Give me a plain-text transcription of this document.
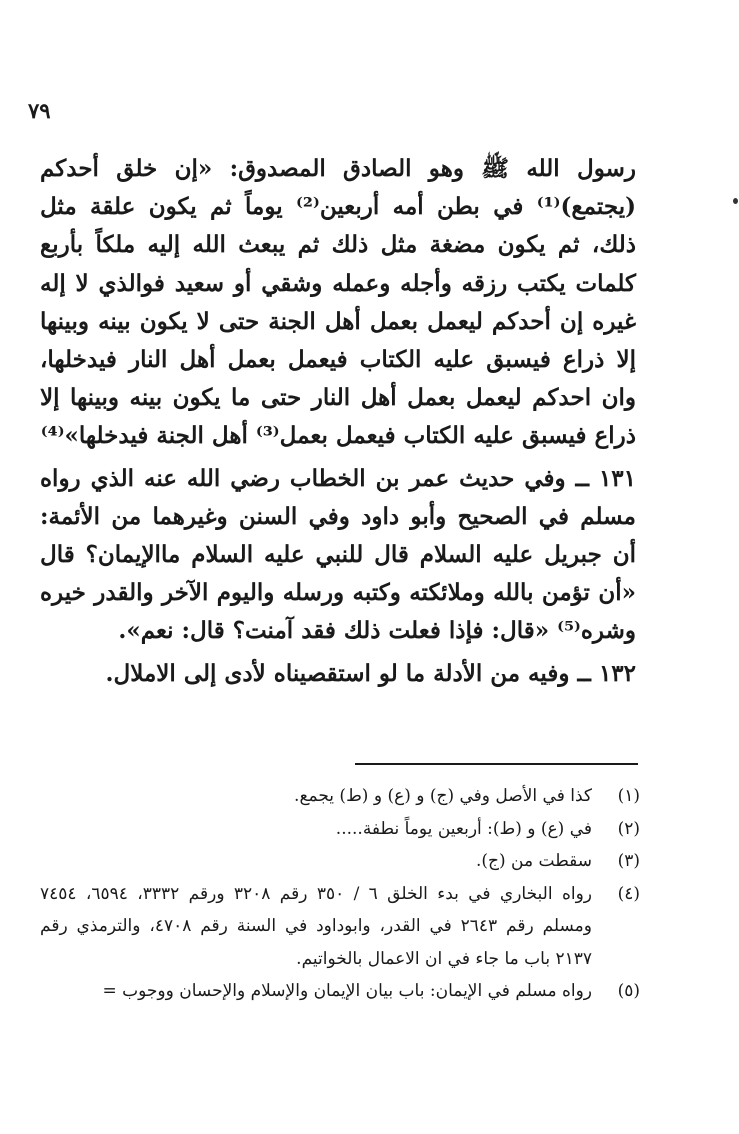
٧٩

رسول الله ﷺ وهو الصادق المصدوق: «إن خلق أحدكم (يجتمع)⁽¹⁾ في بطن أمه أربعين⁽²⁾ يوماً ثم يكون علقة مثل ذلك، ثم يكون مضغة مثل ذلك ثم يبعث الله إليه ملكاً بأربع كلمات يكتب رزقه وأجله وعمله وشقي أو سعيد فوالذي لا إله غيره إن أحدكم ليعمل بعمل أهل الجنة حتى لا يكون بينه وبينها إلا ذراع فيسبق عليه الكتاب فيعمل بعمل أهل النار فيدخلها، وان احدكم ليعمل بعمل أهل النار حتى ما يكون بينه وبينها إلا ذراع فيسبق عليه الكتاب فيعمل بعمل⁽³⁾ أهل الجنة فيدخلها»⁽⁴⁾

١٣١ ــ وفي حديث عمر بن الخطاب رضي الله عنه الذي رواه مسلم في الصحيح وأبو داود وفي السنن وغيرهما من الأئمة: أن جبريل عليه السلام قال للنبي عليه السلام ماالإيمان؟ قال «أن تؤمن بالله وملائكته وكتبه ورسله واليوم الآخر والقدر خيره وشره⁽⁵⁾ «قال: فإذا فعلت ذلك فقد آمنت؟ قال: نعم».

١٣٢ ــ وفيه من الأدلة ما لو استقصيناه لأدى إلى الاملال.

(١)
كذا في الأصل وفي (ج) و (ع) و (ط) يجمع.
(٢)
في (ع) و (ط): أربعين يوماً نطفة.....
(٣)
سقطت من (ج).
(٤)
رواه البخاري في بدء الخلق ٦ / ٣٥٠ رقم ٣٢٠٨ ورقم ٣٣٣٢، ٦٥٩٤، ٧٤٥٤ ومسلم رقم ٢٦٤٣ في القدر، وابوداود في السنة رقم ٤٧٠٨، والترمذي رقم ٢١٣٧ باب ما جاء في ان الاعمال بالخواتيم.
(٥)
رواه مسلم في الإيمان: باب بيان الإيمان والإسلام والإحسان ووجوب =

▶ _OBJECTIVE_: Every entry above should be duplicated exactly. Do not include the images.

▶ _RESULT_:
Give me a plain-text transcription of this document.
٧٩

رسول الله ﷺ وهو الصادق المصدوق: «إن خلق أحدكم (يجتمع)⁽¹⁾ في بطن أمه أربعين⁽²⁾ يوماً ثم يكون علقة مثل ذلك، ثم يكون مضغة مثل ذلك ثم يبعث الله إليه ملكاً بأربع كلمات يكتب رزقه وأجله وعمله وشقي أو سعيد فوالذي لا إله غيره إن أحدكم ليعمل بعمل أهل الجنة حتى لا يكون بينه وبينها إلا ذراع فيسبق عليه الكتاب فيعمل بعمل أهل النار فيدخلها، وان احدكم ليعمل بعمل أهل النار حتى ما يكون بينه وبينها إلا ذراع فيسبق عليه الكتاب فيعمل بعمل⁽³⁾ أهل الجنة فيدخلها»⁽⁴⁾

١٣١ ــ وفي حديث عمر بن الخطاب رضي الله عنه الذي رواه مسلم في الصحيح وأبو داود وفي السنن وغيرهما من الأئمة: أن جبريل عليه السلام قال للنبي عليه السلام ماالإيمان؟ قال «أن تؤمن بالله وملائكته وكتبه ورسله واليوم الآخر والقدر خيره وشره⁽⁵⁾ «قال: فإذا فعلت ذلك فقد آمنت؟ قال: نعم».

١٣٢ ــ وفيه من الأدلة ما لو استقصيناه لأدى إلى الاملال.

(١)
كذا في الأصل وفي (ج) و (ع) و (ط) يجمع.
(٢)
في (ع) و (ط): أربعين يوماً نطفة.....
(٣)
سقطت من (ج).
(٤)
رواه البخاري في بدء الخلق ٦ / ٣٥٠ رقم ٣٢٠٨ ورقم ٣٣٣٢، ٦٥٩٤، ٧٤٥٤ ومسلم رقم ٢٦٤٣ في القدر، وابوداود في السنة رقم ٤٧٠٨، والترمذي رقم ٢١٣٧ باب ما جاء في ان الاعمال بالخواتيم.
(٥)
رواه مسلم في الإيمان: باب بيان الإيمان والإسلام والإحسان ووجوب =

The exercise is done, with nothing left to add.